§ QUOTED PASSAGE:
* BEGIN *
Rousing as it might be, the greater "Tim McGraw experience" isn't why the Predators have survived. That would be GM David Poile, known nationally as the architect of the 2014 U.S. Olympic hockey team and in hockey circles as a wizard of doing more with less, often in the face of great uncertainty in the owner's box.

There was never a doubt that sports fans in the South weren't smart. -Preds broadcaster Terry Crisp

When Nashville landed a NHL franchise in the league's four-team 1997-'98 league expansion, the move defined the hubris of hockey's aspirations of Sun Belt manifest destiny. At the time Nashville was the smallest "Southern" market to house a NHL team at just at a million residents in the metro area. A good gauge on the Predators' long and tumultuous ownership history: At one point the team had a minority shareholder named Will "Boots" Del Biaggio, a California tech financier who scammed multiple banks out of over $50 million and is now in federal prison. "Boots" spoke openly about wanting to move the Predators to Kansas City in 2007, even soliciting interest in luxury box sales at the newly built Sprint Center. And yet, "Boots" Del Biaggio is, at best, only the second-most loathed man in franchise history.

The first will forever be Jim Balsillie, an Ontario businessman and central casting corporate villain who failed three times to purchase a NHL franchise, once in Nashville. The self-described "quant-jock from Peterborough who never quits" wanted a franchise in suburban Ontario so badly that he set up a Hamilton Predators web site, selling over 15,000 deposits on season tickets. Balsille also sold out 80 corporate luxury suites, all without actually purchasing the team. The stunt backfired in 2007 when the NHL took him out of consideration and Nashville rallied city-funded incentives to help keep the ownership group local. Meanwhile, Poile scrambled to keep a winning team on the ice while free agents like Paul Kariya bolted for more stable franchises.

Wednesday marked the Preds' eighth trip to the playoffs in 16 seasons, with this season's 104-point finish bearing Poile's latest reclamation: Barry Trotz, head coach since the franchise's inception, was let go after a two-year playoff drought in favor of former Philadelphia Flyers head man Peter Laviolette. Long known for stalwart defensive play -- defenseman Shea Weber is arguably the franchise's most important player in history -- the grinding, forechecking Predators became faster and more offensive. And as a byproduct, the team on the ice became more fun to watch for casual fans.

"Winning pays the bills, first and foremost. And Barry will forever be loved, but action and offense generates interest," said Charley Jordan, a Predators fan since '98.

Jordan is an U.S. Army pilot who drives 65 miles from Clarksville, Tenn., to watch each game wearing blue and gold face paint and a gold kilt.


Peter Laviolette's offensive style is certainly easier to sell than the beloved Barry Trotz's grinding defense-first mentality. (USA Today Sports Images)

"You might hear a question once in a while about an offsides call, but things have changed so much since the beginning." Jordan's grandfather was a North Dakota native who loved the Minnesota North Stars. When they moved to Dallas, Jordan picked the local team instead. He's watched the fan base wane and rise through uncertainty, and he's a proponent of the Tim McGraw mystique.
* END *
§ REQUIREMENT 1: Update the rows below, from the first one through the line containing "cell-speed: 49,8 bbox=[149, 740, 219, 821]", by replacing "header-cell" with "column-header" and keeping everything else unchanged.

§ TASK DATA:
* BEGIN *
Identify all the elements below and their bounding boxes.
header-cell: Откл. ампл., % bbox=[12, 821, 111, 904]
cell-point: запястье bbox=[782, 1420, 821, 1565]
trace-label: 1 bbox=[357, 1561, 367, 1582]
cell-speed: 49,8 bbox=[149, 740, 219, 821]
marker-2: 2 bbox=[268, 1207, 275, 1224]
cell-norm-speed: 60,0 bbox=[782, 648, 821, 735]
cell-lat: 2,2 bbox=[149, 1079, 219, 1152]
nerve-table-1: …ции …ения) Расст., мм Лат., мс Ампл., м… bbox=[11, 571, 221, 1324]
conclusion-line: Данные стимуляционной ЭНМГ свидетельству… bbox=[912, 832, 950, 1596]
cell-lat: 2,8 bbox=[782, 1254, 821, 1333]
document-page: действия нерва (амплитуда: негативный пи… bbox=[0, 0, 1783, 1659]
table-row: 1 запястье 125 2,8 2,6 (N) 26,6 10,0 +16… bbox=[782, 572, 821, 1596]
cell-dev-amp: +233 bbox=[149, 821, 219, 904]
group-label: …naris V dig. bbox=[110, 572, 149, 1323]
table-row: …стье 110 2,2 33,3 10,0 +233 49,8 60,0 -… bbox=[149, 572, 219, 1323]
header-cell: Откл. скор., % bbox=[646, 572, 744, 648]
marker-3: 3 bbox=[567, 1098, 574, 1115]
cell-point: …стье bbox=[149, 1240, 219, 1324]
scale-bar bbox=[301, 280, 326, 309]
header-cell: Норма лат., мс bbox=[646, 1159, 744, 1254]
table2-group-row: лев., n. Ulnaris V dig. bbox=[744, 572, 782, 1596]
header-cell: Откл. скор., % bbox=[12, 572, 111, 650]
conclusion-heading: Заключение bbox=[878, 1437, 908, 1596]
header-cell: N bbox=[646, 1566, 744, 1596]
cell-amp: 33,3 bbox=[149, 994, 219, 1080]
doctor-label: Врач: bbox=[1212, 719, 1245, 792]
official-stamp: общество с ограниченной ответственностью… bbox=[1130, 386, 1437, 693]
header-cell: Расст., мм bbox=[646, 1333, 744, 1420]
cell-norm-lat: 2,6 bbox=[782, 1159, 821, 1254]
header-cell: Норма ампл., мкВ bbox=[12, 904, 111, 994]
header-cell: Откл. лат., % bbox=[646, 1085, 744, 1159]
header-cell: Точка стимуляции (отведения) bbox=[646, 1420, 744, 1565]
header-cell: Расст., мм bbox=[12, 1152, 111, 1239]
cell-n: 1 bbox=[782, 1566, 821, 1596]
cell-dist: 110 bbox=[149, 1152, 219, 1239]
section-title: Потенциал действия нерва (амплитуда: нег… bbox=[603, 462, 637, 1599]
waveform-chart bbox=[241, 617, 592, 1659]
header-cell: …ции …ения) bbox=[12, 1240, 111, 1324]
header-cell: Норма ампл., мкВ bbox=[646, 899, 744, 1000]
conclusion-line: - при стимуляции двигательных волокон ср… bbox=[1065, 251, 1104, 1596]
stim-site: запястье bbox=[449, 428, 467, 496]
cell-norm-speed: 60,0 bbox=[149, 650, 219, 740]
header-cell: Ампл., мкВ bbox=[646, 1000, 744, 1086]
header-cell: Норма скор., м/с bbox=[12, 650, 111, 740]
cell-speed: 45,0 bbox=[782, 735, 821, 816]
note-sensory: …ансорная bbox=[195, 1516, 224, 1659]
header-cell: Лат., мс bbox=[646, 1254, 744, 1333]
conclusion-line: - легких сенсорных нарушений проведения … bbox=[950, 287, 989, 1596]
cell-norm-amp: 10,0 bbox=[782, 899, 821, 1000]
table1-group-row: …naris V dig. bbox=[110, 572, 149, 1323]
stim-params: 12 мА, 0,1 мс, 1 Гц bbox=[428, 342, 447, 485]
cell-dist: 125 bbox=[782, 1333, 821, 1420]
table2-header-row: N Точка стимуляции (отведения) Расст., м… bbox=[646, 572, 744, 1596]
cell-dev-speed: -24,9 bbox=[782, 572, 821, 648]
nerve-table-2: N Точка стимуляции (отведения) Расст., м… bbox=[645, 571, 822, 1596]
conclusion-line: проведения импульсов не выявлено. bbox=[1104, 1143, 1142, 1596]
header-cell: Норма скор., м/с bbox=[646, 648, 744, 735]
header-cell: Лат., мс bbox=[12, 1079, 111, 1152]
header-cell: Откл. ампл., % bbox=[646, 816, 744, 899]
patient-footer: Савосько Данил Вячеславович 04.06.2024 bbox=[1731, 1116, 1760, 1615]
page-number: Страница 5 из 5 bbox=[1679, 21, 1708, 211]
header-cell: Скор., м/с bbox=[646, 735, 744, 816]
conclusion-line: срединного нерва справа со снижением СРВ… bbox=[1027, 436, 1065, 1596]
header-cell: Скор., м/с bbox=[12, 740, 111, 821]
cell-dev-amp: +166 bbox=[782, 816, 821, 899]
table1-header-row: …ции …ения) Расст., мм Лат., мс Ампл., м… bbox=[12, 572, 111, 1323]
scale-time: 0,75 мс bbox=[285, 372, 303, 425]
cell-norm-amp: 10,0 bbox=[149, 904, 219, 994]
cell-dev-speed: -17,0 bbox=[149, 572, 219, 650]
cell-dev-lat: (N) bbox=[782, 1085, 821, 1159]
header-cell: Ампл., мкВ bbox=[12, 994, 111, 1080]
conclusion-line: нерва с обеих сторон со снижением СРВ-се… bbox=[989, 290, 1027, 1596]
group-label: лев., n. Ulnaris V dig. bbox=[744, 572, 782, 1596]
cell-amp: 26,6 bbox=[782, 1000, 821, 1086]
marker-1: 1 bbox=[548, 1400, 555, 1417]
* END *
§ REQUIREMENT 2: Go on with the article about the Nashville Predators, picking up after its final sentence.

§ EXPECTED ANSWER 1:
Identify all the elements below and their bounding boxes.
column-header: Откл. ампл., % bbox=[12, 821, 111, 904]
cell-point: запястье bbox=[782, 1420, 821, 1565]
trace-label: 1 bbox=[357, 1561, 367, 1582]
cell-speed: 49,8 bbox=[149, 740, 219, 821]

§ EXPECTED ANSWER 2:
"You have to win, and then after that you have to entertain. When Sean Henry and his guys came in, they got it. Those guys are masters at motivating energy in that arena."

There's no greater demand for that when the Blackhawks swap goalies down 3-0. Scott Darling replaces Crawford and Nashville loses center Mike Fisher to a lower body injury in the second period. In one period Chicago comes back to tie the game. Then, silence on the ice. The music goes, the crowd prompts itself, and everything goes to script except for the hockey. Through double overtime, Chicago and Nashville remain scoreless. Darling stops 42 shots, and a long Duncan Keith shot broke through to end the game. The Blackhawks took Game 1 in a four-goal comeback on the road.

Outside the arena, transplanted Chicago fan and Tennessee resident Sean Mojzis smoked a cigarette while poking holes in the "Keep Out The Red" attack. Friday's Game 2 will bring many, many more 'Hawks fans into the building both by virtue of the series' momentum and the weekend.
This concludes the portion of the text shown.